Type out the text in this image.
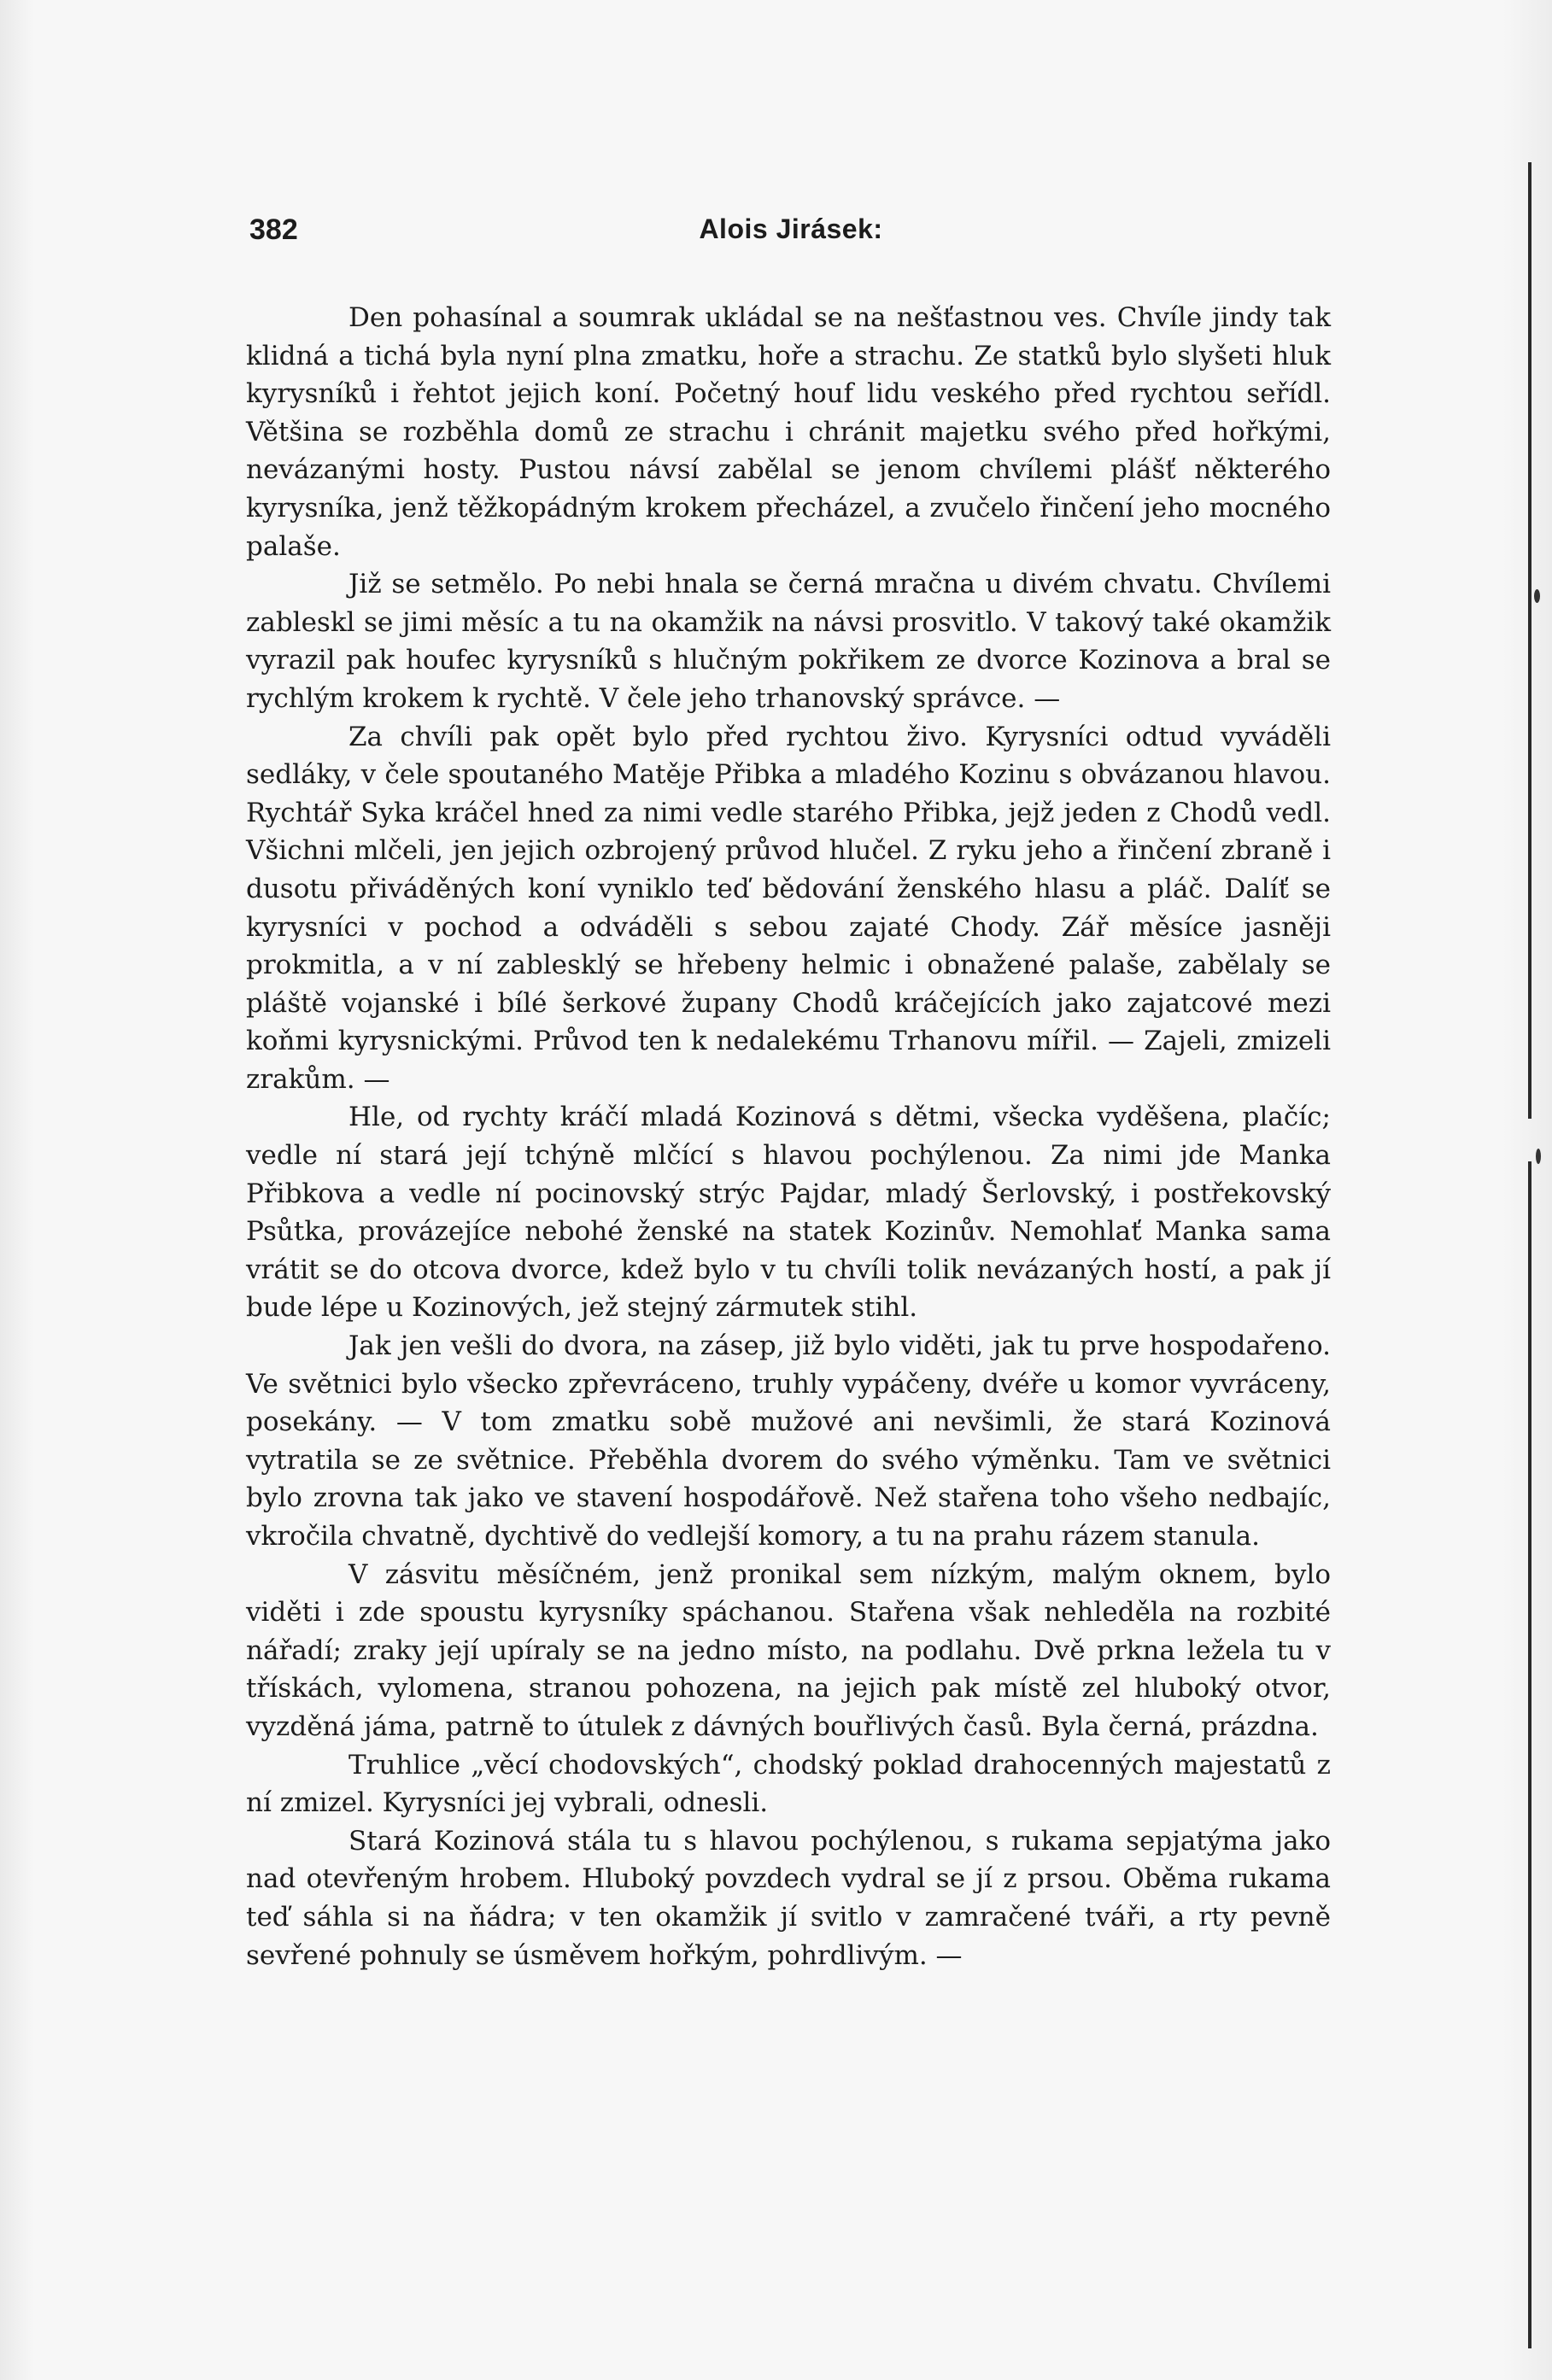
382	Alois Jirásek:

Den pohasínal a soumrak ukládal se na nešťastnou ves. Chvíle jindy tak klidná a tichá byla nyní plna zmatku, hoře a strachu. Ze statků bylo slyšeti hluk kyrysníků i řehtot jejich koní. Početný houf lidu veského před rychtou seřídl. Většina se rozběhla domů ze strachu i chránit majetku svého před hořkými, nevázanými hosty. Pustou návsí zabělal se jenom chvílemi plášť některého kyrysníka, jenž těžkopádným krokem přecházel, a zvučelo řinčení jeho mocného palaše.

Již se setmělo. Po nebi hnala se černá mračna u divém chvatu. Chvílemi zableskl se jimi měsíc a tu na okamžik na návsi prosvitlo. V takový také okamžik vyrazil pak houfec kyrysníků s hlučným pokřikem ze dvorce Kozinova a bral se rychlým krokem k rychtě. V čele jeho trhanovský správce. —

Za chvíli pak opět bylo před rychtou živo. Kyrysníci odtud vyváděli sedláky, v čele spoutaného Matěje Přibka a mladého Kozinu s obvázanou hlavou. Rychtář Syka kráčel hned za nimi vedle starého Přibka, jejž jeden z Chodů vedl. Všichni mlčeli, jen jejich ozbrojený průvod hlučel. Z ryku jeho a řinčení zbraně i dusotu přiváděných koní vyniklo teď bědování ženského hlasu a pláč. Dalíť se kyrysníci v pochod a odváděli s sebou zajaté Chody. Zář měsíce jasněji prokmitla, a v ní zablesklý se hřebeny helmic i obnažené palaše, zabělaly se pláště vojanské i bílé šerkové župany Chodů kráčejících jako zajatcové mezi koňmi kyrysnickými. Průvod ten k nedalekému Trhanovu mířil. — Zajeli, zmizeli zrakům. —

Hle, od rychty kráčí mladá Kozinová s dětmi, všecka vyděšena, plačíc; vedle ní stará její tchýně mlčící s hlavou pochýlenou. Za nimi jde Manka Přibkova a vedle ní pocinovský strýc Pajdar, mladý Šerlovský, i postřekovský Psůtka, provázejíce nebohé ženské na statek Kozinův. Nemohlať Manka sama vrátit se do otcova dvorce, kdež bylo v tu chvíli tolik nevázaných hostí, a pak jí bude lépe u Kozinových, jež stejný zármutek stihl.

Jak jen vešli do dvora, na zásep, již bylo viděti, jak tu prve hospodařeno. Ve světnici bylo všecko zpřevráceno, truhly vypáčeny, dvéře u komor vyvráceny, posekány. — V tom zmatku sobě mužové ani nevšimli, že stará Kozinová vytratila se ze světnice. Přeběhla dvorem do svého výměnku. Tam ve světnici bylo zrovna tak jako ve stavení hospodářově. Než stařena toho všeho nedbajíc, vkročila chvatně, dychtivě do vedlejší komory, a tu na prahu rázem stanula.

V zásvitu měsíčném, jenž pronikal sem nízkým, malým oknem, bylo viděti i zde spoustu kyrysníky spáchanou. Stařena však nehleděla na rozbité nářadí; zraky její upíraly se na jedno místo, na podlahu. Dvě prkna ležela tu v třískách, vylomena, stranou pohozena, na jejich pak místě zel hluboký otvor, vyzděná jáma, patrně to útulek z dávných bouřlivých časů. Byla černá, prázdna.

Truhlice „věcí chodovských“, chodský poklad drahocenných majestatů z ní zmizel. Kyrysníci jej vybrali, odnesli.

Stará Kozinová stála tu s hlavou pochýlenou, s rukama sepjatýma jako nad otevřeným hrobem. Hluboký povzdech vydral se jí z prsou. Oběma rukama teď sáhla si na ňádra; v ten okamžik jí svitlo v zamračené tváři, a rty pevně sevřené pohnuly se úsměvem hořkým, pohrdlivým. —
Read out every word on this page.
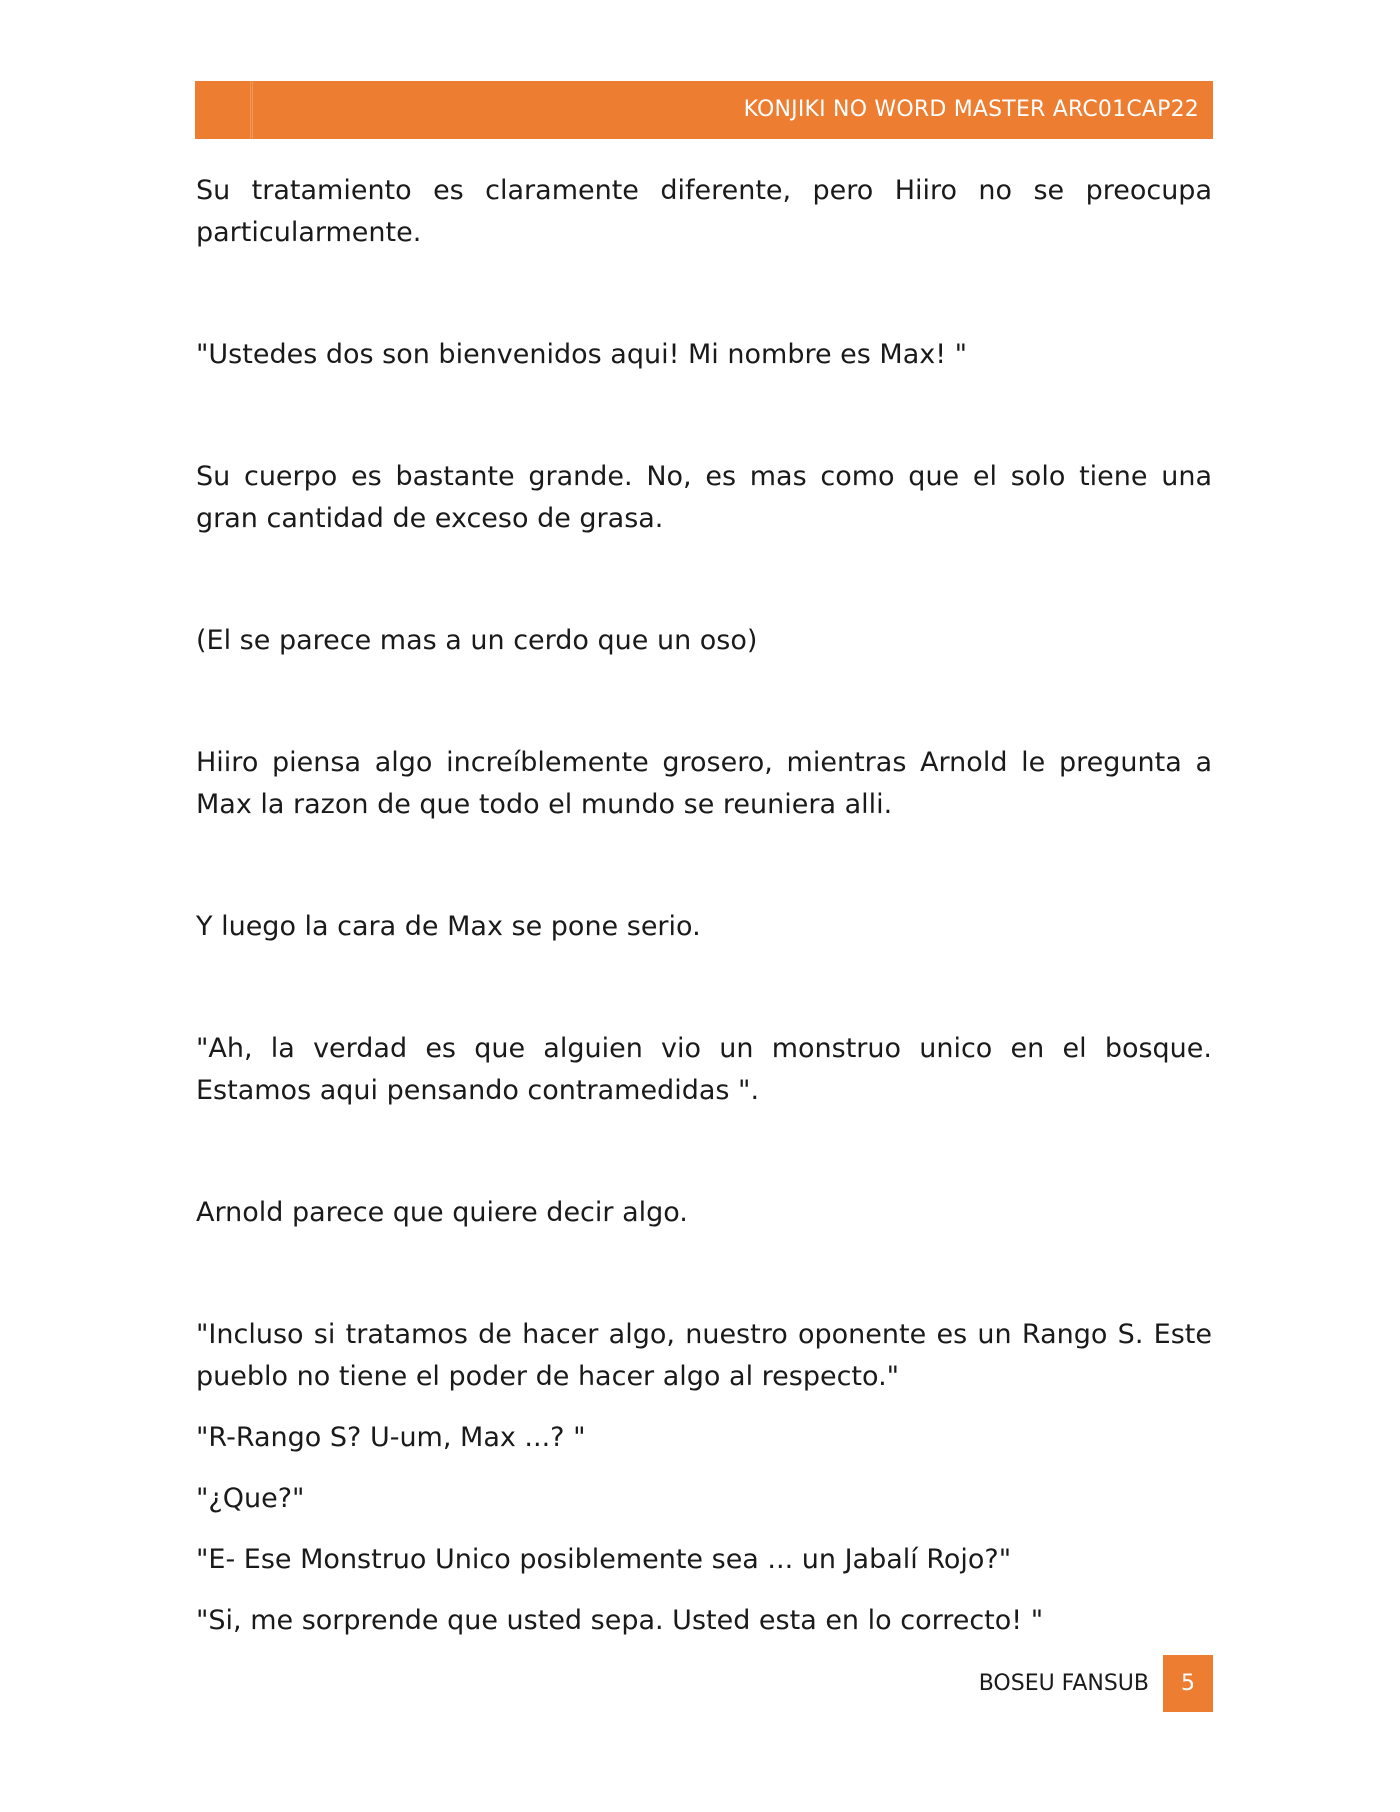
KONJIKI NO WORD MASTER ARC01CAP22

Su tratamiento es claramente diferente, pero Hiiro no se preocupa particularmente.

"Ustedes dos son bienvenidos aqui! Mi nombre es Max! "

Su cuerpo es bastante grande. No, es mas como que el solo tiene una gran cantidad de exceso de grasa.

(El se parece mas a un cerdo que un oso)

Hiiro piensa algo increíblemente grosero, mientras Arnold le pregunta a Max la razon de que todo el mundo se reuniera alli.

Y luego la cara de Max se pone serio.

"Ah, la verdad es que alguien vio un monstruo unico en el bosque. Estamos aqui pensando contramedidas ".

Arnold parece que quiere decir algo.

"Incluso si tratamos de hacer algo, nuestro oponente es un Rango S. Este pueblo no tiene el poder de hacer algo al respecto."

"R-Rango S? U-um, Max ...? "

"¿Que?"

"E- Ese Monstruo Unico posiblemente sea ... un Jabalí Rojo?"

"Si, me sorprende que usted sepa. Usted esta en lo correcto! "

BOSEU FANSUB	5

######

Images do not belong in the copy; reproduce all other parts of the records above verbatim.

Type out the text in this image.
382	Alois Jirásek:

Den pohasínal a soumrak ukládal se na nešťastnou ves. Chvíle jindy tak klidná a tichá byla nyní plna zmatku, hoře a strachu. Ze statků bylo slyšeti hluk kyrysníků i řehtot jejich koní. Početný houf lidu veského před rychtou seřídl. Většina se rozběhla domů ze strachu i chránit majetku svého před hořkými, nevázanými hosty. Pustou návsí zabělal se jenom chvílemi plášť některého kyrysníka, jenž těžkopádným krokem přecházel, a zvučelo řinčení jeho mocného palaše.

Již se setmělo. Po nebi hnala se černá mračna u divém chvatu. Chvílemi zableskl se jimi měsíc a tu na okamžik na návsi prosvitlo. V takový také okamžik vyrazil pak houfec kyrysníků s hlučným pokřikem ze dvorce Kozinova a bral se rychlým krokem k rychtě. V čele jeho trhanovský správce. —

Za chvíli pak opět bylo před rychtou živo. Kyrysníci odtud vyváděli sedláky, v čele spoutaného Matěje Přibka a mladého Kozinu s obvázanou hlavou. Rychtář Syka kráčel hned za nimi vedle starého Přibka, jejž jeden z Chodů vedl. Všichni mlčeli, jen jejich ozbrojený průvod hlučel. Z ryku jeho a řinčení zbraně i dusotu přiváděných koní vyniklo teď bědování ženského hlasu a pláč. Dalíť se kyrysníci v pochod a odváděli s sebou zajaté Chody. Zář měsíce jasněji prokmitla, a v ní zablesklý se hřebeny helmic i obnažené palaše, zabělaly se pláště vojanské i bílé šerkové župany Chodů kráčejících jako zajatcové mezi koňmi kyrysnickými. Průvod ten k nedalekému Trhanovu mířil. — Zajeli, zmizeli zrakům. —

Hle, od rychty kráčí mladá Kozinová s dětmi, všecka vyděšena, plačíc; vedle ní stará její tchýně mlčící s hlavou pochýlenou. Za nimi jde Manka Přibkova a vedle ní pocinovský strýc Pajdar, mladý Šerlovský, i postřekovský Psůtka, provázejíce nebohé ženské na statek Kozinův. Nemohlať Manka sama vrátit se do otcova dvorce, kdež bylo v tu chvíli tolik nevázaných hostí, a pak jí bude lépe u Kozinových, jež stejný zármutek stihl.

Jak jen vešli do dvora, na zásep, již bylo viděti, jak tu prve hospodařeno. Ve světnici bylo všecko zpřevráceno, truhly vypáčeny, dvéře u komor vyvráceny, posekány. — V tom zmatku sobě mužové ani nevšimli, že stará Kozinová vytratila se ze světnice. Přeběhla dvorem do svého výměnku. Tam ve světnici bylo zrovna tak jako ve stavení hospodářově. Než stařena toho všeho nedbajíc, vkročila chvatně, dychtivě do vedlejší komory, a tu na prahu rázem stanula.

V zásvitu měsíčném, jenž pronikal sem nízkým, malým oknem, bylo viděti i zde spoustu kyrysníky spáchanou. Stařena však nehleděla na rozbité nářadí; zraky její upíraly se na jedno místo, na podlahu. Dvě prkna ležela tu v třískách, vylomena, stranou pohozena, na jejich pak místě zel hluboký otvor, vyzděná jáma, patrně to útulek z dávných bouřlivých časů. Byla černá, prázdna.

Truhlice „věcí chodovských“, chodský poklad drahocenných majestatů z ní zmizel. Kyrysníci jej vybrali, odnesli.

Stará Kozinová stála tu s hlavou pochýlenou, s rukama sepjatýma jako nad otevřeným hrobem. Hluboký povzdech vydral se jí z prsou. Oběma rukama teď sáhla si na ňádra; v ten okamžik jí svitlo v zamračené tváři, a rty pevně sevřené pohnuly se úsměvem hořkým, pohrdlivým. —
Read out every word on this page.
KONJIKI NO WORD MASTER ARC01CAP22

Su tratamiento es claramente diferente, pero Hiiro no se preocupa particularmente.

"Ustedes dos son bienvenidos aqui! Mi nombre es Max! "

Su cuerpo es bastante grande. No, es mas como que el solo tiene una gran cantidad de exceso de grasa.

(El se parece mas a un cerdo que un oso)

Hiiro piensa algo increíblemente grosero, mientras Arnold le pregunta a Max la razon de que todo el mundo se reuniera alli.

Y luego la cara de Max se pone serio.

"Ah, la verdad es que alguien vio un monstruo unico en el bosque. Estamos aqui pensando contramedidas ".

Arnold parece que quiere decir algo.

"Incluso si tratamos de hacer algo, nuestro oponente es un Rango S. Este pueblo no tiene el poder de hacer algo al respecto."

"R-Rango S? U-um, Max ...? "

"¿Que?"

"E- Ese Monstruo Unico posiblemente sea ... un Jabalí Rojo?"

"Si, me sorprende que usted sepa. Usted esta en lo correcto! "

BOSEU FANSUB	5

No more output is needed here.